To do: Using the entries below, return word for word the lines from the one containing "Read all visible content and emit it as JSON." up to and including the last.

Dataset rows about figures
>>>>
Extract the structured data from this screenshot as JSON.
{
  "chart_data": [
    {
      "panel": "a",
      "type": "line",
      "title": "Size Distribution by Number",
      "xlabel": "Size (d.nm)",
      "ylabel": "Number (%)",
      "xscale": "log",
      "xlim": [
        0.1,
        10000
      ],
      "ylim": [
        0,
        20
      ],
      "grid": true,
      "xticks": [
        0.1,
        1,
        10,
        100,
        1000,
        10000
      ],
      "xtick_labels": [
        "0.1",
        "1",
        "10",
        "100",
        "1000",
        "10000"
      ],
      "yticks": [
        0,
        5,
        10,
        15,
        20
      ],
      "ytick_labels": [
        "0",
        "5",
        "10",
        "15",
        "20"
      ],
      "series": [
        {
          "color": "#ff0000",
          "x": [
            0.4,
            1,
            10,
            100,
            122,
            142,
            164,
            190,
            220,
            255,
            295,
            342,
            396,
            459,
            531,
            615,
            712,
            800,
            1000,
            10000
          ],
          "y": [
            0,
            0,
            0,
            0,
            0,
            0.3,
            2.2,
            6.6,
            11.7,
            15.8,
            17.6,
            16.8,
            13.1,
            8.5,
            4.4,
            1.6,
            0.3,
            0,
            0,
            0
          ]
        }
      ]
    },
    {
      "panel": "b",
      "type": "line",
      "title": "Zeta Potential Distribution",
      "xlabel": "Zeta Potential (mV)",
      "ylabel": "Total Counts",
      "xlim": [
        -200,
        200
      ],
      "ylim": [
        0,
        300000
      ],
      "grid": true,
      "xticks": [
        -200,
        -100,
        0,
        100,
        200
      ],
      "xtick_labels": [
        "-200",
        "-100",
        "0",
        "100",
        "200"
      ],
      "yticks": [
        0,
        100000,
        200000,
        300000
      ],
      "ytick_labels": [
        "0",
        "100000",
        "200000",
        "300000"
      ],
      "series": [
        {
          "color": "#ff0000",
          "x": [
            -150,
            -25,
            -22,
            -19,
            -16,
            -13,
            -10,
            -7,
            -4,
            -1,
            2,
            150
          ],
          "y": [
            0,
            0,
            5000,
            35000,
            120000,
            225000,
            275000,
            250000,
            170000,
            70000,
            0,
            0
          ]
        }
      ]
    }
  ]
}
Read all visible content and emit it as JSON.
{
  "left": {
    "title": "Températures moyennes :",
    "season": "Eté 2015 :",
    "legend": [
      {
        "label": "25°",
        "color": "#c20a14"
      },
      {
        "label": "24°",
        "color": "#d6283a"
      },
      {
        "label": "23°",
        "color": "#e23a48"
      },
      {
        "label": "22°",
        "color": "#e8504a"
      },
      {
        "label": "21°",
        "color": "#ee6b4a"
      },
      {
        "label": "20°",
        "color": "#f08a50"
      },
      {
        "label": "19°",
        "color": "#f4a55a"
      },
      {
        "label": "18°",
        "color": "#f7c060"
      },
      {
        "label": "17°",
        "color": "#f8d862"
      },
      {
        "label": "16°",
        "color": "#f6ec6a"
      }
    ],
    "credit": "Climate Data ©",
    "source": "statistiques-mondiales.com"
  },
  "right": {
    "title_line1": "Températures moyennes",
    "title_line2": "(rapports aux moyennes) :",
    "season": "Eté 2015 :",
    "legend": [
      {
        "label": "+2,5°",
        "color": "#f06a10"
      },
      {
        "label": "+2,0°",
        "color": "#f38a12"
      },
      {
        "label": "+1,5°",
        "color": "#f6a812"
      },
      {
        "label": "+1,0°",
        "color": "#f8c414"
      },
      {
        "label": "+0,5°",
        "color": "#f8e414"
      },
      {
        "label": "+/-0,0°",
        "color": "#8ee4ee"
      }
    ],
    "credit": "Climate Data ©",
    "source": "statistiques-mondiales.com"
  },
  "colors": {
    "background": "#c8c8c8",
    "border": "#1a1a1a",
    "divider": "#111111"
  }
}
<<<<
Finished task:
Read all visible content and emit it as JSON.
{
  "left": {
    "title": "Températures moyennes :",
    "season": "Eté 2015 :",
    "legend": [
      {
        "label": "25°",
        "color": "#c20a14"
      },
      {
        "label": "24°",
        "color": "#d6283a"
      },
      {
        "label": "23°",
        "color": "#e23a48"
      },
      {
        "label": "22°",
        "color": "#e8504a"
      },
      {
        "label": "21°",
        "color": "#ee6b4a"
      },
      {
        "label": "20°",
        "color": "#f08a50"
      },
      {
        "label": "19°",
        "color": "#f4a55a"
      },
      {
        "label": "18°",
        "color": "#f7c060"
      },
      {
        "label": "17°",
        "color": "#f8d862"
      },
      {
        "label": "16°",
        "color": "#f6ec6a"
      }
    ],
    "credit": "Climate Data ©",
    "source": "statistiques-mondiales.com"
  },
  "right": {
    "title_line1": "Températures moyennes",
    "title_line2": "(rapports aux moyennes) :",
    "season": "Eté 2015 :",
    "legend": [
      {
        "label": "+2,5°",
        "color": "#f06a10"
      },
      {
        "label": "+2,0°",
        "color": "#f38a12"
      },
      {
        "label": "+1,5°",
        "color": "#f6a812"
      },
      {
        "label": "+1,0°",
        "color": "#f8c414"
      },
      {
        "label": "+0,5°",
        "color": "#f8e414"
      },
      {
        "label": "+/-0,0°",
        "color": "#8ee4ee"
      }
    ],
    "credit": "Climate Data ©",
    "source": "statistiques-mondiales.com"
  },
  "colors": {
    "background": "#c8c8c8",
    "border": "#1a1a1a",
    "divider": "#111111"
  }
}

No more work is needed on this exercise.